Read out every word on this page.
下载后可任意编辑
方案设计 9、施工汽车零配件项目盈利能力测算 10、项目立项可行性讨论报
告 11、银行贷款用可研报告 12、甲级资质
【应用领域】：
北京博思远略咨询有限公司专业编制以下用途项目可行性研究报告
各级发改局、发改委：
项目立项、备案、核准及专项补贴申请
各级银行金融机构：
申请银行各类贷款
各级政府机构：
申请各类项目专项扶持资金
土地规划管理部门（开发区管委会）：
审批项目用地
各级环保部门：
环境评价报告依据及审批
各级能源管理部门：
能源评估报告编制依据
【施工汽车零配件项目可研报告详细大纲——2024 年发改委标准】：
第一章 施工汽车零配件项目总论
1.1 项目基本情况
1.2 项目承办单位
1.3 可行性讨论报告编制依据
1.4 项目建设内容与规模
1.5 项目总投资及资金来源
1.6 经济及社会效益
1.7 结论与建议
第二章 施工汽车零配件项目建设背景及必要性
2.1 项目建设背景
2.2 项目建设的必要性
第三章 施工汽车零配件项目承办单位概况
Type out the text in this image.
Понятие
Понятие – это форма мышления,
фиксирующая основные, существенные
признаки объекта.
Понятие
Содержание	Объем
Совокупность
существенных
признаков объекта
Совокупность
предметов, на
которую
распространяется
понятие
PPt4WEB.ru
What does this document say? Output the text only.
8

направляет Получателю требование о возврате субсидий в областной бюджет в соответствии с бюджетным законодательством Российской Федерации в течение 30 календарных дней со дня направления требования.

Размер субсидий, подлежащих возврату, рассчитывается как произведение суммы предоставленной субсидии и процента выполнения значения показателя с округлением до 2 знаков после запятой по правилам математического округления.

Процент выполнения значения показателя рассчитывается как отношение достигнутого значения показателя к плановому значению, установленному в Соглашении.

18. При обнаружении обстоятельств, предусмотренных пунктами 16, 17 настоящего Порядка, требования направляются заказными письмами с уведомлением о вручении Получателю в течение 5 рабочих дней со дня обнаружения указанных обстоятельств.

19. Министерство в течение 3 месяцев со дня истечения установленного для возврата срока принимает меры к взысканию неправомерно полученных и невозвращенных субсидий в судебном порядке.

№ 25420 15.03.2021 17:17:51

* _Aim of the exercise_:
Reproduce the material above exactly; please quote every line of it.

* _Written solution_:
Read out every word on this page.
下载后可任意编辑
方案设计 9、施工汽车零配件项目盈利能力测算 10、项目立项可行性讨论报
告 11、银行贷款用可研报告 12、甲级资质
【应用领域】：
北京博思远略咨询有限公司专业编制以下用途项目可行性研究报告
各级发改局、发改委：
项目立项、备案、核准及专项补贴申请
各级银行金融机构：
申请银行各类贷款
各级政府机构：
申请各类项目专项扶持资金
土地规划管理部门（开发区管委会）：
审批项目用地
各级环保部门：
环境评价报告依据及审批
各级能源管理部门：
能源评估报告编制依据
【施工汽车零配件项目可研报告详细大纲——2024 年发改委标准】：
第一章 施工汽车零配件项目总论
1.1 项目基本情况
1.2 项目承办单位
1.3 可行性讨论报告编制依据
1.4 项目建设内容与规模
1.5 项目总投资及资金来源
1.6 经济及社会效益
1.7 结论与建议
第二章 施工汽车零配件项目建设背景及必要性
2.1 项目建设背景
2.2 项目建设的必要性
第三章 施工汽车零配件项目承办单位概况
Type out the text in this image.
Понятие
Понятие – это форма мышления,
фиксирующая основные, существенные
признаки объекта.
Понятие
Содержание	Объем
Совокупность
существенных
признаков объекта
Совокупность
предметов, на
которую
распространяется
понятие
PPt4WEB.ru
What does this document say? Output the text only.
8

направляет Получателю требование о возврате субсидий в областной бюджет в соответствии с бюджетным законодательством Российской Федерации в течение 30 календарных дней со дня направления требования.

Размер субсидий, подлежащих возврату, рассчитывается как произведение суммы предоставленной субсидии и процента выполнения значения показателя с округлением до 2 знаков после запятой по правилам математического округления.

Процент выполнения значения показателя рассчитывается как отношение достигнутого значения показателя к плановому значению, установленному в Соглашении.

18. При обнаружении обстоятельств, предусмотренных пунктами 16, 17 настоящего Порядка, требования направляются заказными письмами с уведомлением о вручении Получателю в течение 5 рабочих дней со дня обнаружения указанных обстоятельств.

19. Министерство в течение 3 месяцев со дня истечения установленного для возврата срока принимает меры к взысканию неправомерно полученных и невозвращенных субсидий в судебном порядке.

№ 25420 15.03.2021 17:17:51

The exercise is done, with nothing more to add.